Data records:
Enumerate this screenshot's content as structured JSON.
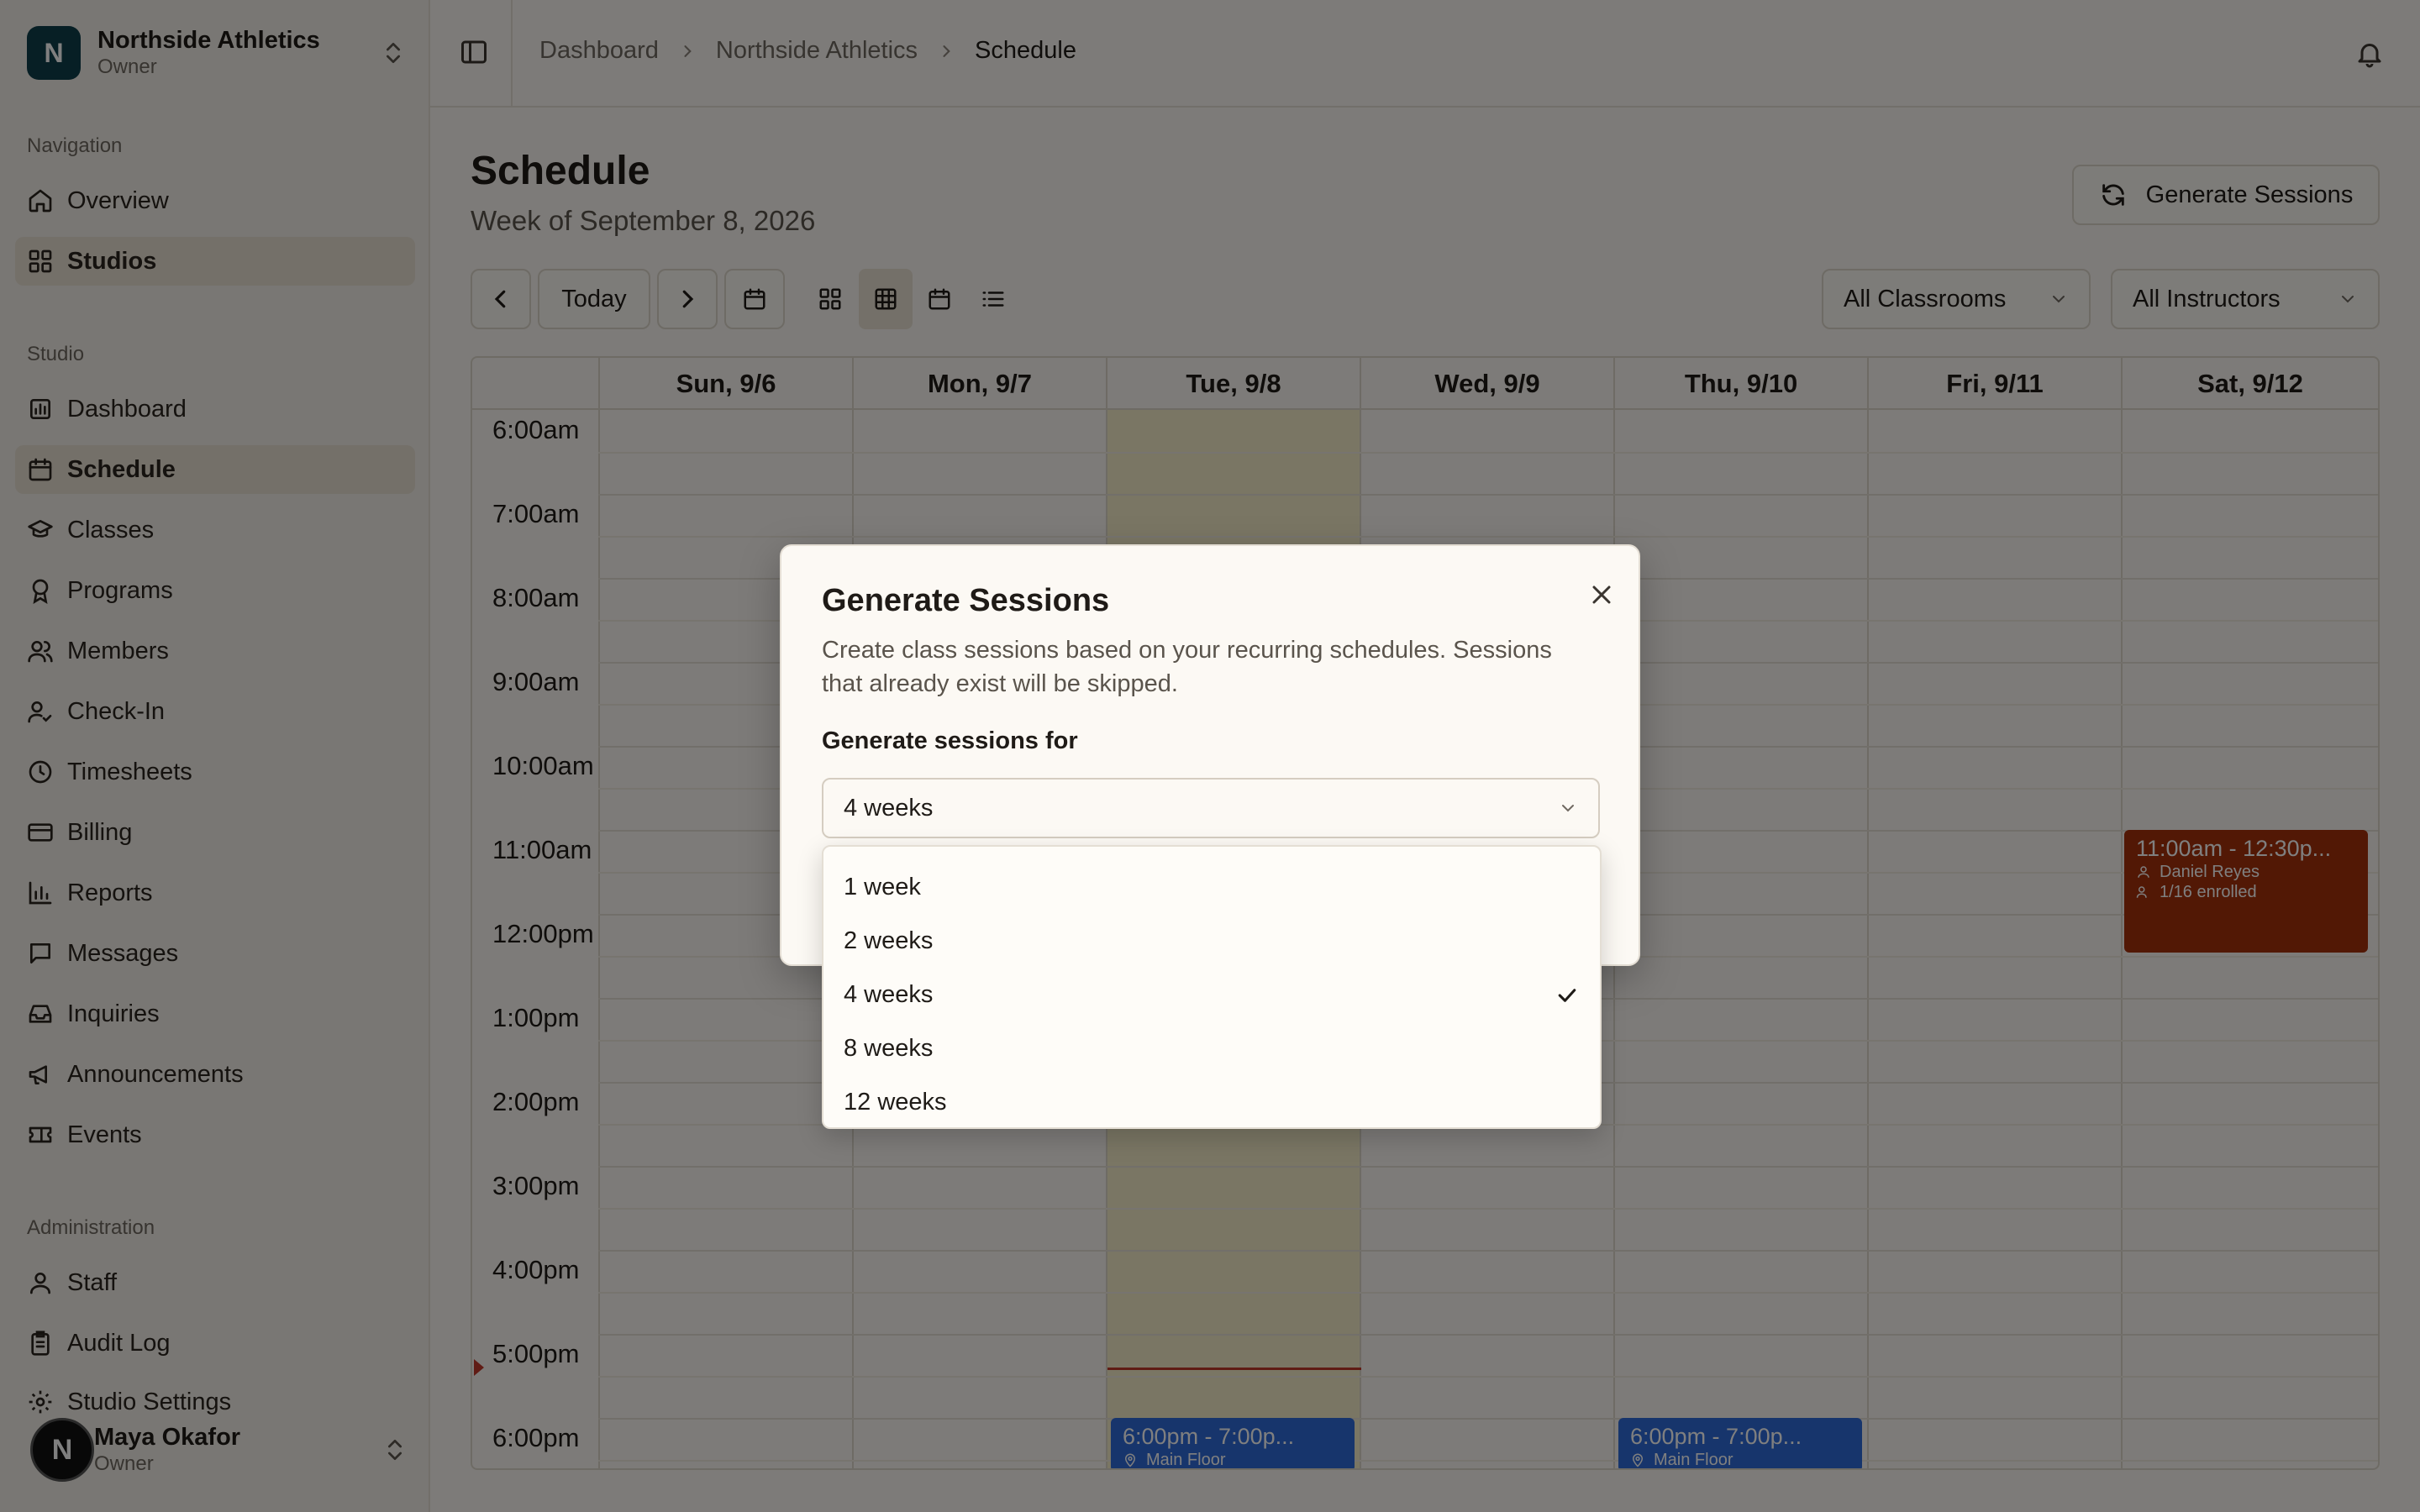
{
  "org": {
    "initial": "N",
    "name": "Northside Athletics",
    "role": "Owner"
  },
  "sidebar": {
    "sections": {
      "navigation": "Navigation",
      "studio": "Studio",
      "administration": "Administration"
    },
    "navigation_items": [
      {
        "label": "Overview",
        "icon": "home-icon"
      },
      {
        "label": "Studios",
        "icon": "grid-icon"
      }
    ],
    "studio_items": [
      {
        "label": "Dashboard",
        "icon": "bar-chart-icon"
      },
      {
        "label": "Schedule",
        "icon": "calendar-icon"
      },
      {
        "label": "Classes",
        "icon": "graduation-cap-icon"
      },
      {
        "label": "Programs",
        "icon": "award-icon"
      },
      {
        "label": "Members",
        "icon": "users-icon"
      },
      {
        "label": "Check-In",
        "icon": "user-check-icon"
      },
      {
        "label": "Timesheets",
        "icon": "clock-icon"
      },
      {
        "label": "Billing",
        "icon": "credit-card-icon"
      },
      {
        "label": "Reports",
        "icon": "chart-icon"
      },
      {
        "label": "Messages",
        "icon": "message-icon"
      },
      {
        "label": "Inquiries",
        "icon": "inbox-icon"
      },
      {
        "label": "Announcements",
        "icon": "megaphone-icon"
      },
      {
        "label": "Events",
        "icon": "ticket-icon"
      }
    ],
    "admin_items": [
      {
        "label": "Staff",
        "icon": "user-icon"
      },
      {
        "label": "Audit Log",
        "icon": "clipboard-icon"
      },
      {
        "label": "Studio Settings",
        "icon": "gear-icon"
      }
    ]
  },
  "user": {
    "initial": "N",
    "name": "Maya Okafor",
    "role": "Owner"
  },
  "breadcrumb": [
    "Dashboard",
    "Northside Athletics",
    "Schedule"
  ],
  "page": {
    "title": "Schedule",
    "subtitle": "Week of September 8, 2026",
    "generate_button": "Generate Sessions",
    "today_button": "Today",
    "classroom_filter": "All Classrooms",
    "instructor_filter": "All Instructors"
  },
  "calendar": {
    "days": [
      "Sun, 9/6",
      "Mon, 9/7",
      "Tue, 9/8",
      "Wed, 9/9",
      "Thu, 9/10",
      "Fri, 9/11",
      "Sat, 9/12"
    ],
    "times": [
      "6:00am",
      "7:00am",
      "8:00am",
      "9:00am",
      "10:00am",
      "11:00am",
      "12:00pm",
      "1:00pm",
      "2:00pm",
      "3:00pm",
      "4:00pm",
      "5:00pm",
      "6:00pm"
    ],
    "events": [
      {
        "time": "11:00am - 12:30p...",
        "instructor": "Daniel Reyes",
        "enrolled": "1/16 enrolled",
        "color": "#a5310b"
      },
      {
        "time": "6:00pm - 7:00p...",
        "location": "Main Floor",
        "color": "#2f6ad9"
      },
      {
        "time": "6:00pm - 7:00p...",
        "location": "Main Floor",
        "color": "#2f6ad9"
      }
    ]
  },
  "modal": {
    "title": "Generate Sessions",
    "description": "Create class sessions based on your recurring schedules. Sessions that already exist will be skipped.",
    "field_label": "Generate sessions for",
    "selected": "4 weeks",
    "options": [
      "1 week",
      "2 weeks",
      "4 weeks",
      "8 weeks",
      "12 weeks"
    ]
  }
}
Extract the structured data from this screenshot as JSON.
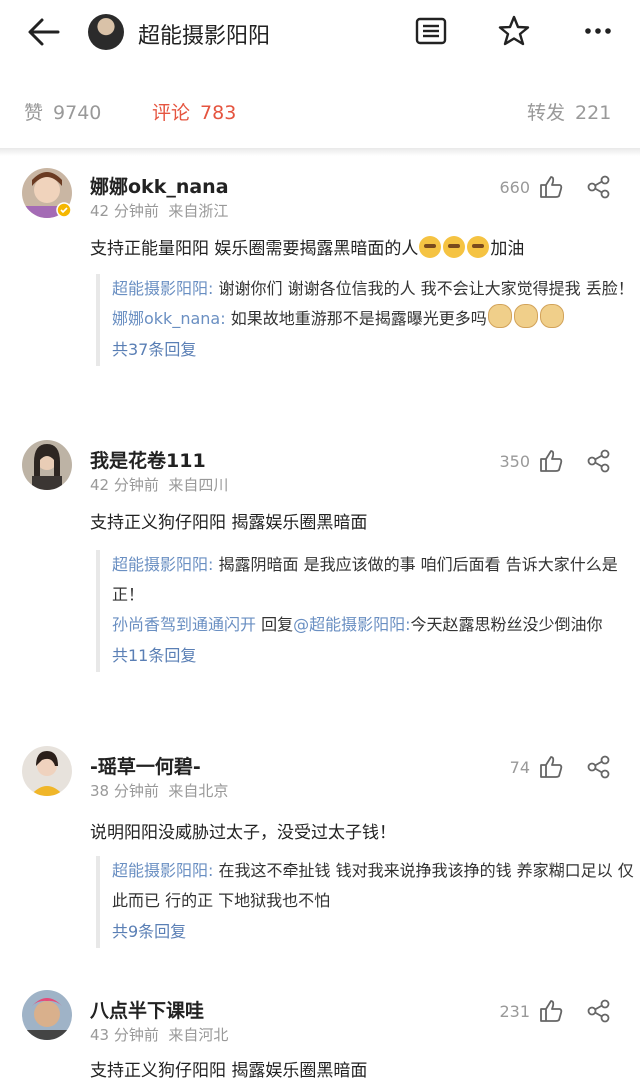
{
  "header": {
    "title": "超能摄影阳阳"
  },
  "tabs": {
    "likes_label": "赞",
    "likes_count": "9740",
    "comments_label": "评论",
    "comments_count": "783",
    "reposts_label": "转发",
    "reposts_count": "221"
  },
  "colors": {
    "accent": "#e5543f",
    "link": "#5a7fb5"
  },
  "icons": [
    "back-arrow-icon",
    "menu-list-icon",
    "star-icon",
    "more-icon",
    "like-icon",
    "share-icon"
  ],
  "comments": [
    {
      "name": "娜娜okk_nana",
      "time": "42 分钟前",
      "location": "来自浙江",
      "likes": "660",
      "text": "支持正能量阳阳 娱乐圈需要揭露黑暗面的人",
      "text_suffix": "加油",
      "replies": [
        {
          "user": "超能摄影阳阳",
          "sep": ":",
          "text": " 谢谢你们 谢谢各位信我的人 我不会让大家觉得提我 丢脸！"
        },
        {
          "user": "娜娜okk_nana",
          "sep": ":",
          "text": " 如果故地重游那不是揭露曝光更多吗"
        }
      ],
      "more": "共37条回复"
    },
    {
      "name": "我是花卷111",
      "time": "42 分钟前",
      "location": "来自四川",
      "likes": "350",
      "text": "支持正义狗仔阳阳 揭露娱乐圈黑暗面",
      "replies": [
        {
          "user": "超能摄影阳阳",
          "sep": ":",
          "text": " 揭露阴暗面 是我应该做的事 咱们后面看 告诉大家什么是正！"
        },
        {
          "user": "孙尚香驾到通通闪开",
          "mid": " 回复",
          "target": "@超能摄影阳阳",
          "sep": ":",
          "text": "今天赵露思粉丝没少倒油你"
        }
      ],
      "more": "共11条回复"
    },
    {
      "name": "-瑶草一何碧-",
      "time": "38 分钟前",
      "location": "来自北京",
      "likes": "74",
      "text": "说明阳阳没威胁过太子，没受过太子钱！",
      "replies": [
        {
          "user": "超能摄影阳阳",
          "sep": ":",
          "text": " 在我这不牵扯钱 钱对我来说挣我该挣的钱 养家糊口足以 仅此而已 行的正 下地狱我也不怕"
        }
      ],
      "more": "共9条回复"
    },
    {
      "name": "八点半下课哇",
      "time": "43 分钟前",
      "location": "来自河北",
      "likes": "231",
      "text": "支持正义狗仔阳阳 揭露娱乐圈黑暗面"
    }
  ]
}
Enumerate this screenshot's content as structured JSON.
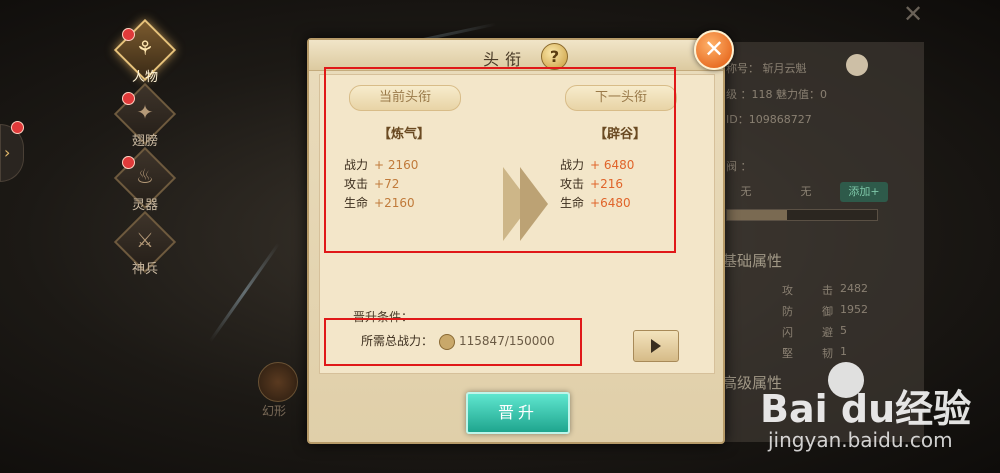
{
  "nav": {
    "items": [
      {
        "label": "人物",
        "glyph": "⚘",
        "active": true
      },
      {
        "label": "翅膀",
        "glyph": "✦"
      },
      {
        "label": "灵器",
        "glyph": "♨"
      },
      {
        "label": "神兵",
        "glyph": "⚔"
      }
    ],
    "side_arrow": "›"
  },
  "background": {
    "faded_label": "幻形",
    "close_glyph": "✕"
  },
  "info_panel": {
    "rows": [
      "称号：  斩月云魁",
      "级 ：118      魅力值：0",
      "ID：109868727",
      "阀 ："
    ],
    "segment_buttons": [
      "无",
      "无",
      "添加+"
    ],
    "base_attr_title": "基础属性",
    "adv_attr_title": "高级属性",
    "stats": [
      {
        "name": "攻",
        "key": "击",
        "value": "2482"
      },
      {
        "name": "防",
        "key": "御",
        "value": "1952"
      },
      {
        "name": "闪",
        "key": "避",
        "value": "5"
      },
      {
        "name": "堅",
        "key": "韧",
        "value": "1"
      }
    ]
  },
  "dialog": {
    "title": "头衔",
    "help": "?",
    "close": "✕",
    "current": {
      "banner": "当前头衔",
      "rank": "【炼气】",
      "stats": [
        {
          "name": "战力",
          "value": "+ 2160"
        },
        {
          "name": "攻击",
          "value": "+72"
        },
        {
          "name": "生命",
          "value": "+2160"
        }
      ]
    },
    "next": {
      "banner": "下一头衔",
      "rank": "【辟谷】",
      "stats": [
        {
          "name": "战力",
          "value": "+ 6480"
        },
        {
          "name": "攻击",
          "value": "+216"
        },
        {
          "name": "生命",
          "value": "+6480"
        }
      ]
    },
    "condition_label": "晋升条件：",
    "required_power_label": "所需总战力：",
    "required_power_value": "115847/150000",
    "promote_button": "晋升"
  },
  "watermark": {
    "logo": "Bai  du经验",
    "url": "jingyan.baidu.com"
  },
  "colors": {
    "highlight_box": "#e01818",
    "promote_button": "#1fa58e",
    "close_button": "#e0560c"
  }
}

- [Given exercise]: From the material above, gather all lines that include the string "weeks" and copy them.

- [Complete answer]:
    "selected": "4 weeks",
      "2 weeks",
      "4 weeks",
      "8 weeks",
      "12 weeks"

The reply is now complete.